── Records to use ──

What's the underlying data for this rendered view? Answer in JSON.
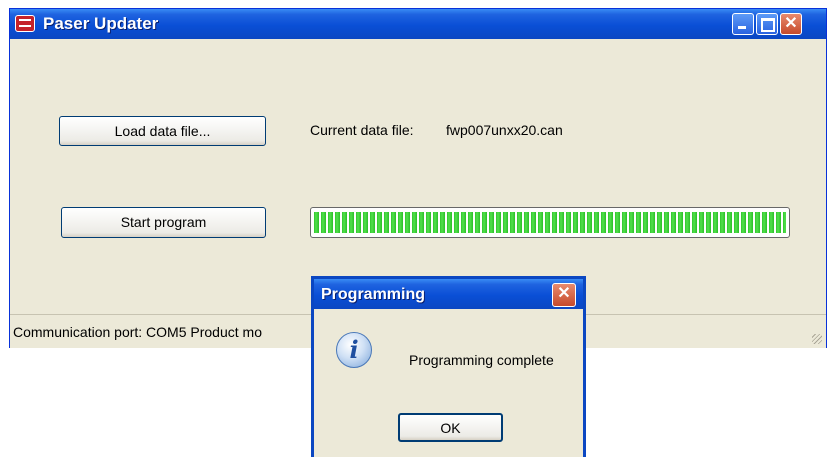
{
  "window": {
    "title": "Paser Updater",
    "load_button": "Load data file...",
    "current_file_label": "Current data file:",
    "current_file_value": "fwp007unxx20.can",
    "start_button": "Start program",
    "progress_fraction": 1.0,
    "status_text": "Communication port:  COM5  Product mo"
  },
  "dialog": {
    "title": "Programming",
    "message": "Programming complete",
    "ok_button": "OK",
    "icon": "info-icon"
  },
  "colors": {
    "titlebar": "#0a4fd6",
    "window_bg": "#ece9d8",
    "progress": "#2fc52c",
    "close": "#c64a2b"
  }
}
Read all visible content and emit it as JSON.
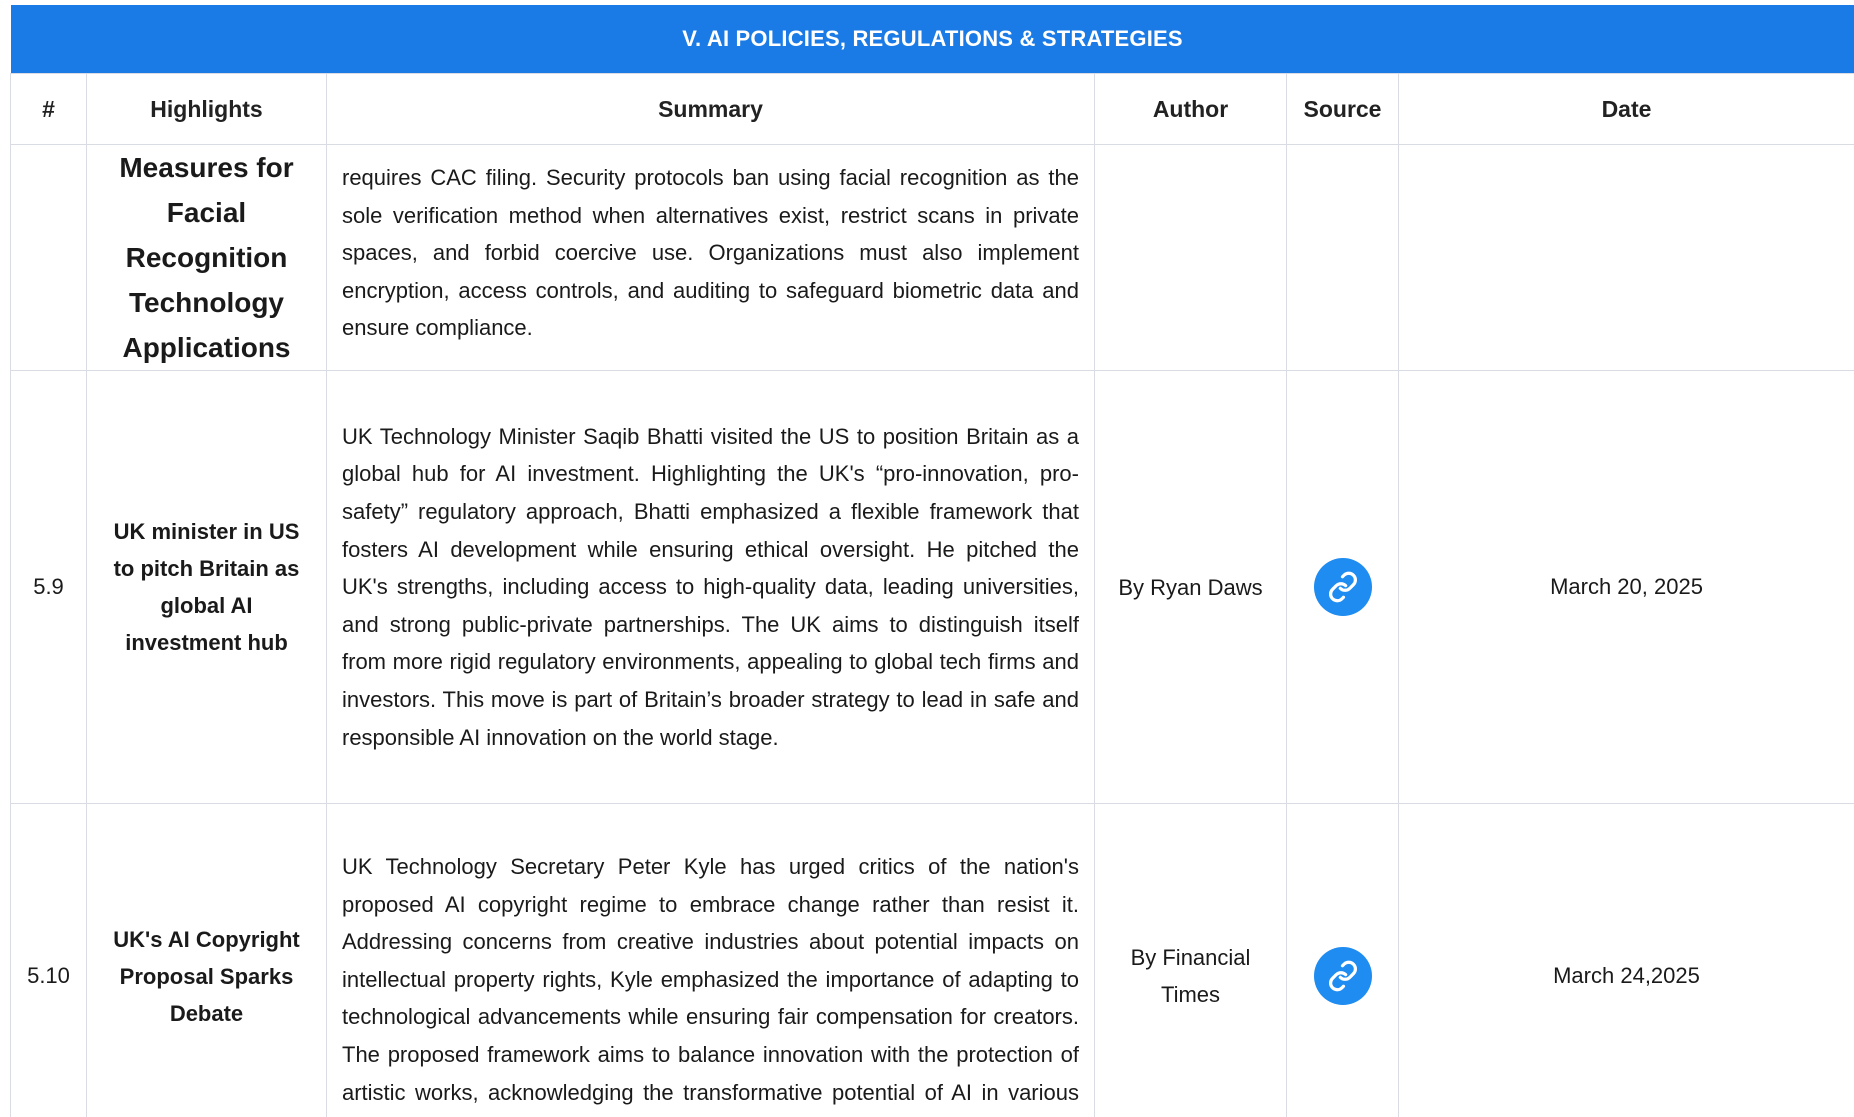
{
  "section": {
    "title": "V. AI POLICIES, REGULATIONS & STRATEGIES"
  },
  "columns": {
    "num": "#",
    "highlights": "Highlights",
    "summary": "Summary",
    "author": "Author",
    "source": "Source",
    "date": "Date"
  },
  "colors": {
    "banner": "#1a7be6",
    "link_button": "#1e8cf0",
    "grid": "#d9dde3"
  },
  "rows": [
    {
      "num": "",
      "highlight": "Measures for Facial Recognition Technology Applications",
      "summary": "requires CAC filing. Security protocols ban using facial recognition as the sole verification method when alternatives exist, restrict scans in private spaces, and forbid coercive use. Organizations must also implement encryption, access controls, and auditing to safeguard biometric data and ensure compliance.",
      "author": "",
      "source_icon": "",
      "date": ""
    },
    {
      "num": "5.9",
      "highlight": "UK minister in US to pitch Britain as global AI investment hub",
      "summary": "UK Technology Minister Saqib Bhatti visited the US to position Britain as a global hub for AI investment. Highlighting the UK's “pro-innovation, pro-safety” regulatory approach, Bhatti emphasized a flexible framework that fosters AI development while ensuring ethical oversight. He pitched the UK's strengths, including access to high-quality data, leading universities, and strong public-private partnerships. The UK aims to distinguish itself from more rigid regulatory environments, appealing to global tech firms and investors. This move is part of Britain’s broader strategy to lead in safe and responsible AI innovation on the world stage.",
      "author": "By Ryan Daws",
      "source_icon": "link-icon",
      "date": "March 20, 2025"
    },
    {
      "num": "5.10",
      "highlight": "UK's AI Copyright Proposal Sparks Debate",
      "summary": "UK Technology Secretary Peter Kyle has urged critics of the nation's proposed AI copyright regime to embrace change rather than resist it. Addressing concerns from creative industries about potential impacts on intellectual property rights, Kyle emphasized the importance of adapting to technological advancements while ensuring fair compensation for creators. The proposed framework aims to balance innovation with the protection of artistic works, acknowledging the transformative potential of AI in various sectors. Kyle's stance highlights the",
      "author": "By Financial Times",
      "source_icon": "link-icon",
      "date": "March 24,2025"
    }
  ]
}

───
── Records to use ──

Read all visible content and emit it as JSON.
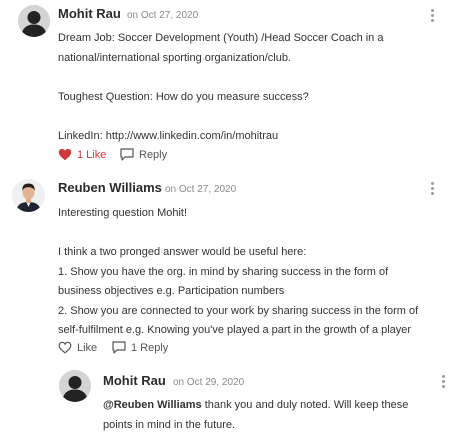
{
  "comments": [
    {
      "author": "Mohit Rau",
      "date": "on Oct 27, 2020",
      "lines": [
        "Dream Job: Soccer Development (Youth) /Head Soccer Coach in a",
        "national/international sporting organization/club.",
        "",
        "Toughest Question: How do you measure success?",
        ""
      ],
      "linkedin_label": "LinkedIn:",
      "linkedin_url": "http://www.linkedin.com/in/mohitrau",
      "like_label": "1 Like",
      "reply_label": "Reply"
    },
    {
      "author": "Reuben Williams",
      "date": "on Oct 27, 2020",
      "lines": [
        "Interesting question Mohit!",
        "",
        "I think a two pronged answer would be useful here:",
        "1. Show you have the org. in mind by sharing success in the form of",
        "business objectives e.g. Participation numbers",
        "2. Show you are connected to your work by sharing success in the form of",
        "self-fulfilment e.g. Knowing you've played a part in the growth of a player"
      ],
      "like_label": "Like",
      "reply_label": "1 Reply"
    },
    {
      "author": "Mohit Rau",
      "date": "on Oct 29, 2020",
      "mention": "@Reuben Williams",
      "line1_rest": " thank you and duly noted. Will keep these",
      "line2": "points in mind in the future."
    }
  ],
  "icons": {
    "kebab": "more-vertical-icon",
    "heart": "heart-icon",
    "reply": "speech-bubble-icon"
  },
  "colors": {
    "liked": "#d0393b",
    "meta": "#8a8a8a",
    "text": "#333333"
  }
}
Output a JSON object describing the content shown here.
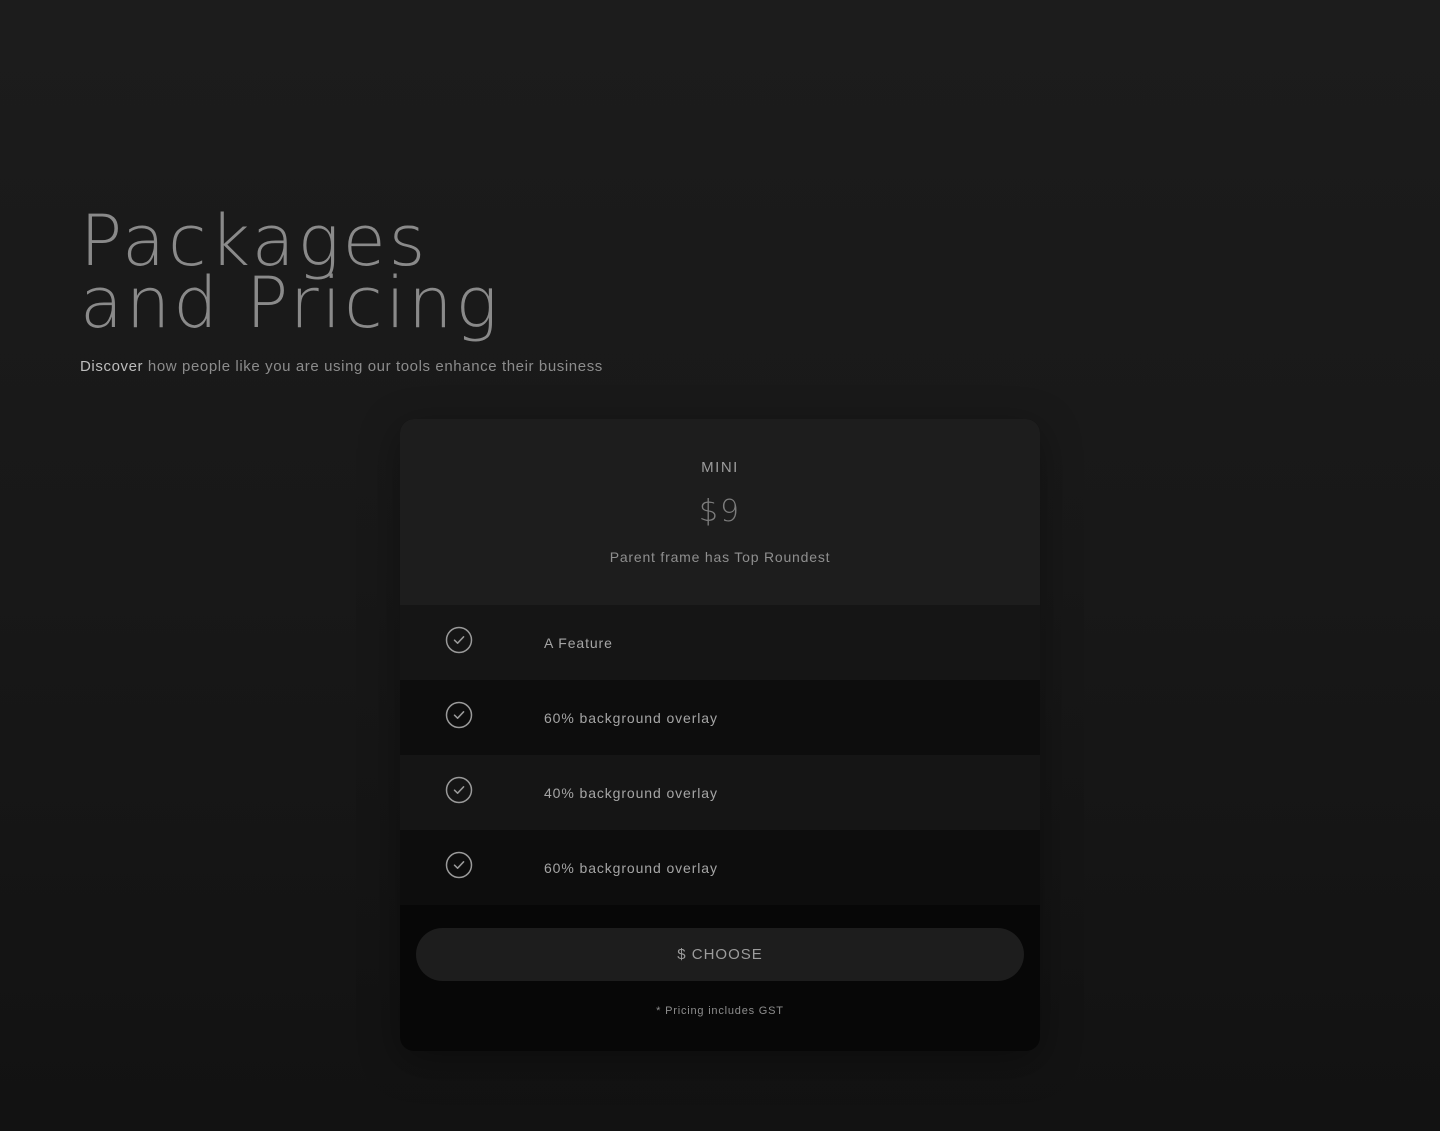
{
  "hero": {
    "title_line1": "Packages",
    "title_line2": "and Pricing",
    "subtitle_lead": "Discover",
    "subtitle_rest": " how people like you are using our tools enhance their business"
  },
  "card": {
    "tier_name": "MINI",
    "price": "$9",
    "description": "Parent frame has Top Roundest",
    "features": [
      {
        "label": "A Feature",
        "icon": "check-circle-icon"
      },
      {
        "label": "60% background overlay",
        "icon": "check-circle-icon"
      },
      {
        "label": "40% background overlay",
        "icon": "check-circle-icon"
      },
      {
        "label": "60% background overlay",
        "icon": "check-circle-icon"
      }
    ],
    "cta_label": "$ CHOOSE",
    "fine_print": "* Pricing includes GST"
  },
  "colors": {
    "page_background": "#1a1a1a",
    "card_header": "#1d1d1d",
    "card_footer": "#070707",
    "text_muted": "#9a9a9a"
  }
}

───

What count of lines in the listing contain the word "Pricing"? Reply with the number only.

2